(What is required):
Extract each line of the data below exactly as written.

(Data for the task):
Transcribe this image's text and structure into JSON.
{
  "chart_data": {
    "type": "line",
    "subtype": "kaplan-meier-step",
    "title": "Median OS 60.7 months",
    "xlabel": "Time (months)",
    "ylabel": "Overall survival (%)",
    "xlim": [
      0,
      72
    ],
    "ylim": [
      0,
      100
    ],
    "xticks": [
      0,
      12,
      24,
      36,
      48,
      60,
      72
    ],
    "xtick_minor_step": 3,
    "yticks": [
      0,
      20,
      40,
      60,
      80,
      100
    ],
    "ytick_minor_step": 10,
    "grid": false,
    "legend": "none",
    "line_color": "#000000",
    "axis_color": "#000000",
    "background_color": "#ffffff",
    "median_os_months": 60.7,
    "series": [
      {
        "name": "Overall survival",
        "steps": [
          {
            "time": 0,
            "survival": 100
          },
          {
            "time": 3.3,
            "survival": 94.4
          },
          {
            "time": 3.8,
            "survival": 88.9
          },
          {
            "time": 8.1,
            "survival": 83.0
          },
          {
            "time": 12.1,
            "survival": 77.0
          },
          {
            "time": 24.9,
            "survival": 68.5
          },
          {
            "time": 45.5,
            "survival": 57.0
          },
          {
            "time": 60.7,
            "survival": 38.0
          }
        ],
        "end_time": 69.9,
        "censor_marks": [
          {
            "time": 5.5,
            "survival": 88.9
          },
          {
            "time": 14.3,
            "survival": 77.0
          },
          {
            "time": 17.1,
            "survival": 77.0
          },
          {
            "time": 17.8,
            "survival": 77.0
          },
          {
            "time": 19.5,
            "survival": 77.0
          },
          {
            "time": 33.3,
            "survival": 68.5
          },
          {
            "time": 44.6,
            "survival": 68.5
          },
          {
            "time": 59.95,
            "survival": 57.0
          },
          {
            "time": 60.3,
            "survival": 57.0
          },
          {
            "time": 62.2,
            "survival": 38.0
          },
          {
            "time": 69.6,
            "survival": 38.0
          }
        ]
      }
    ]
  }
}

(Written answer):
Transcribe this image's text and structure into JSON.
{
  "chart_data": {
    "type": "line",
    "subtype": "kaplan-meier-step",
    "title": "Median OS 60.7 months",
    "xlabel": "Time (months)",
    "ylabel": "Overall survival (%)",
    "xlim": [
      0,
      72
    ],
    "ylim": [
      0,
      100
    ],
    "xticks": [
      0,
      12,
      24,
      36,
      48,
      60,
      72
    ],
    "xtick_minor_step": 3,
    "yticks": [
      0,
      20,
      40,
      60,
      80,
      100
    ],
    "ytick_minor_step": 10,
    "grid": false,
    "legend": "none",
    "line_color": "#000000",
    "axis_color": "#000000",
    "background_color": "#ffffff",
    "median_os_months": 60.7,
    "series": [
      {
        "name": "Overall survival",
        "steps": [
          {
            "time": 0,
            "survival": 100
          },
          {
            "time": 3.3,
            "survival": 94.4
          },
          {
            "time": 3.8,
            "survival": 88.9
          },
          {
            "time": 8.1,
            "survival": 83.0
          },
          {
            "time": 12.1,
            "survival": 77.0
          },
          {
            "time": 24.9,
            "survival": 68.5
          },
          {
            "time": 45.5,
            "survival": 57.0
          },
          {
            "time": 60.7,
            "survival": 38.0
          }
        ],
        "end_time": 69.9,
        "censor_marks": [
          {
            "time": 5.5,
            "survival": 88.9
          },
          {
            "time": 14.3,
            "survival": 77.0
          },
          {
            "time": 17.1,
            "survival": 77.0
          },
          {
            "time": 17.8,
            "survival": 77.0
          },
          {
            "time": 19.5,
            "survival": 77.0
          },
          {
            "time": 33.3,
            "survival": 68.5
          },
          {
            "time": 44.6,
            "survival": 68.5
          },
          {
            "time": 59.95,
            "survival": 57.0
          },
          {
            "time": 60.3,
            "survival": 57.0
          },
          {
            "time": 62.2,
            "survival": 38.0
          },
          {
            "time": 69.6,
            "survival": 38.0
          }
        ]
      }
    ]
  }
}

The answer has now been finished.